* **AIM**
Your task is to print the material below exactly as presented.

* **DATA TO PROCESS**
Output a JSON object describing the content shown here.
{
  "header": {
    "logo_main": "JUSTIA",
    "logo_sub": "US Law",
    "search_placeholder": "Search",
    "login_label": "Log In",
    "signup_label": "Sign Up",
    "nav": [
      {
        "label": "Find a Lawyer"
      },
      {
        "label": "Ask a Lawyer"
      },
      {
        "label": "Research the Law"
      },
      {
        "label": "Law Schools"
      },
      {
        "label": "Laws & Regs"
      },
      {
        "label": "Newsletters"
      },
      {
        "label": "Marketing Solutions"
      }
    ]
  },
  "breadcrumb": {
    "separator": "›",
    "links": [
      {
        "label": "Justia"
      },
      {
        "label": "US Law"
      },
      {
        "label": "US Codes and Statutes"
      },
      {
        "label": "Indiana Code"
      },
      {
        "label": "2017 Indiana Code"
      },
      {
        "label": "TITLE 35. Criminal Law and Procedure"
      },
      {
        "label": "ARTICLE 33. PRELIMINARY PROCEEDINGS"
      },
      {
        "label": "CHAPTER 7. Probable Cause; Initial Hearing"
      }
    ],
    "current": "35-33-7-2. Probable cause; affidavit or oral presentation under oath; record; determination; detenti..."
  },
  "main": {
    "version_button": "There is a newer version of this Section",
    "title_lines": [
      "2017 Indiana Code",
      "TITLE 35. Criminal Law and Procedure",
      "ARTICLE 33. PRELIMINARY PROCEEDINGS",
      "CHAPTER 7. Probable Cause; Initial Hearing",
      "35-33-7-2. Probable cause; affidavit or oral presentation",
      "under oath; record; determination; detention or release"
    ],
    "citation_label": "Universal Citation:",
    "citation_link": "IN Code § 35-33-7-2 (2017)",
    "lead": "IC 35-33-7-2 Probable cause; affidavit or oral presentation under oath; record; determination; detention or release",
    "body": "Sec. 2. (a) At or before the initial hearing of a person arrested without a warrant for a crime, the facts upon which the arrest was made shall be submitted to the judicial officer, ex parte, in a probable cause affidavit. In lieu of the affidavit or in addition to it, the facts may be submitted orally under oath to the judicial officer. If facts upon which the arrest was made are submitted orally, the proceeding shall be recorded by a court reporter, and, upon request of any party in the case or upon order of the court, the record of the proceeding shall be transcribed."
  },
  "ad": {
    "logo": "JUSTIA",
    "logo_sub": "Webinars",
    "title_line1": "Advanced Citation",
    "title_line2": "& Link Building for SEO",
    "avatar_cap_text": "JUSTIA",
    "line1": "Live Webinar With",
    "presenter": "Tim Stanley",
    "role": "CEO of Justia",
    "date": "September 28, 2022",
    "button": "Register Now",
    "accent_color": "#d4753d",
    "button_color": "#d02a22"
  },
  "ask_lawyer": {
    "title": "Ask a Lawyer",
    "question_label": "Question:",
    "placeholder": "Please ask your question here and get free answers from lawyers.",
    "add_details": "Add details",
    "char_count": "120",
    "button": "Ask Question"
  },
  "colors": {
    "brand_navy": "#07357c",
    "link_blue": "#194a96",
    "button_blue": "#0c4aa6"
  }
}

* **RESPONSE BELOW**
Output a JSON object describing the content shown here.
{
  "header": {
    "logo_main": "JUSTIA",
    "logo_sub": "US Law",
    "search_placeholder": "Search",
    "login_label": "Log In",
    "signup_label": "Sign Up",
    "nav": [
      {
        "label": "Find a Lawyer"
      },
      {
        "label": "Ask a Lawyer"
      },
      {
        "label": "Research the Law"
      },
      {
        "label": "Law Schools"
      },
      {
        "label": "Laws & Regs"
      },
      {
        "label": "Newsletters"
      },
      {
        "label": "Marketing Solutions"
      }
    ]
  },
  "breadcrumb": {
    "separator": "›",
    "links": [
      {
        "label": "Justia"
      },
      {
        "label": "US Law"
      },
      {
        "label": "US Codes and Statutes"
      },
      {
        "label": "Indiana Code"
      },
      {
        "label": "2017 Indiana Code"
      },
      {
        "label": "TITLE 35. Criminal Law and Procedure"
      },
      {
        "label": "ARTICLE 33. PRELIMINARY PROCEEDINGS"
      },
      {
        "label": "CHAPTER 7. Probable Cause; Initial Hearing"
      }
    ],
    "current": "35-33-7-2. Probable cause; affidavit or oral presentation under oath; record; determination; detenti..."
  },
  "main": {
    "version_button": "There is a newer version of this Section",
    "title_lines": [
      "2017 Indiana Code",
      "TITLE 35. Criminal Law and Procedure",
      "ARTICLE 33. PRELIMINARY PROCEEDINGS",
      "CHAPTER 7. Probable Cause; Initial Hearing",
      "35-33-7-2. Probable cause; affidavit or oral presentation",
      "under oath; record; determination; detention or release"
    ],
    "citation_label": "Universal Citation:",
    "citation_link": "IN Code § 35-33-7-2 (2017)",
    "lead": "IC 35-33-7-2 Probable cause; affidavit or oral presentation under oath; record; determination; detention or release",
    "body": "Sec. 2. (a) At or before the initial hearing of a person arrested without a warrant for a crime, the facts upon which the arrest was made shall be submitted to the judicial officer, ex parte, in a probable cause affidavit. In lieu of the affidavit or in addition to it, the facts may be submitted orally under oath to the judicial officer. If facts upon which the arrest was made are submitted orally, the proceeding shall be recorded by a court reporter, and, upon request of any party in the case or upon order of the court, the record of the proceeding shall be transcribed."
  },
  "ad": {
    "logo": "JUSTIA",
    "logo_sub": "Webinars",
    "title_line1": "Advanced Citation",
    "title_line2": "& Link Building for SEO",
    "avatar_cap_text": "JUSTIA",
    "line1": "Live Webinar With",
    "presenter": "Tim Stanley",
    "role": "CEO of Justia",
    "date": "September 28, 2022",
    "button": "Register Now",
    "accent_color": "#d4753d",
    "button_color": "#d02a22"
  },
  "ask_lawyer": {
    "title": "Ask a Lawyer",
    "question_label": "Question:",
    "placeholder": "Please ask your question here and get free answers from lawyers.",
    "add_details": "Add details",
    "char_count": "120",
    "button": "Ask Question"
  },
  "colors": {
    "brand_navy": "#07357c",
    "link_blue": "#194a96",
    "button_blue": "#0c4aa6"
  }
}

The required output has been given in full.